Extracted records
▬▬▬▬▬▬▬▬▬▬
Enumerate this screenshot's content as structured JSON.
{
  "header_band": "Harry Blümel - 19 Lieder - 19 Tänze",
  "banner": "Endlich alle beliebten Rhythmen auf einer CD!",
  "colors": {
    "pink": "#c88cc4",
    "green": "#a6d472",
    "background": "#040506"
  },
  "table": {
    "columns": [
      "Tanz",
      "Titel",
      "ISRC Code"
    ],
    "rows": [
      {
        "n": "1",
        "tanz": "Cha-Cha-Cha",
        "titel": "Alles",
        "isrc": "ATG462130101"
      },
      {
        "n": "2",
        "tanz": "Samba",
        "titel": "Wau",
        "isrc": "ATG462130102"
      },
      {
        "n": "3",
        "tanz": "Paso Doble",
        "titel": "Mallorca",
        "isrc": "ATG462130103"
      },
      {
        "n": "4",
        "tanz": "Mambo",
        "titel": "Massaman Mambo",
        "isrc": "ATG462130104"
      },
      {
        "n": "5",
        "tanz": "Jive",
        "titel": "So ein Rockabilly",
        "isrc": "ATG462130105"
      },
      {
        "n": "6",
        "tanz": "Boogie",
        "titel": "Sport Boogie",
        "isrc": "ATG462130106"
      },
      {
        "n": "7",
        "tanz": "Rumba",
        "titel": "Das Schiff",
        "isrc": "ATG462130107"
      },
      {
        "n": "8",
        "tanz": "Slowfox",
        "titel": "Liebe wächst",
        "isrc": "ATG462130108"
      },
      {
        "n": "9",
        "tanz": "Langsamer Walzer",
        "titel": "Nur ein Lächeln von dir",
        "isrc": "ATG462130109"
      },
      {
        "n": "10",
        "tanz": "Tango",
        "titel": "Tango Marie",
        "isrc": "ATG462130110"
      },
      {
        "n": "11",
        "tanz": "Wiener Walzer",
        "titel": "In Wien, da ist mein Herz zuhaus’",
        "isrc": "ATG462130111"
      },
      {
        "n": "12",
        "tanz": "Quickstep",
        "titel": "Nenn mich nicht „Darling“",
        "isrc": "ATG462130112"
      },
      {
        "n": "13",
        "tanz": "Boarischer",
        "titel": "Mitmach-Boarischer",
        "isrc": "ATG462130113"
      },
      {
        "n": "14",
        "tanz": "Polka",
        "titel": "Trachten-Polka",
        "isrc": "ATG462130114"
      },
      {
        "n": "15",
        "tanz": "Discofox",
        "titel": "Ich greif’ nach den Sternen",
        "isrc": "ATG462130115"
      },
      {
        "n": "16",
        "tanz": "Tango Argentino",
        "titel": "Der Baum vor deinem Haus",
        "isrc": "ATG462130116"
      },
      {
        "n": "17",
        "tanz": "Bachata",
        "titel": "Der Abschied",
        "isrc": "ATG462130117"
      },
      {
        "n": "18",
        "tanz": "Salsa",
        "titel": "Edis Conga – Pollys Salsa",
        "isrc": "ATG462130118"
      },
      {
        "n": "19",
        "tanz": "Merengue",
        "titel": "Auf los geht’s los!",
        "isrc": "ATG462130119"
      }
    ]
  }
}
▬▬▬▬▬▬▬▬▬▬
Short exercise: Write out every line of the listing that holds the word "Tango".

Exercise answer:
        "tanz": "Tango",
        "titel": "Tango Marie",
        "tanz": "Tango Argentino",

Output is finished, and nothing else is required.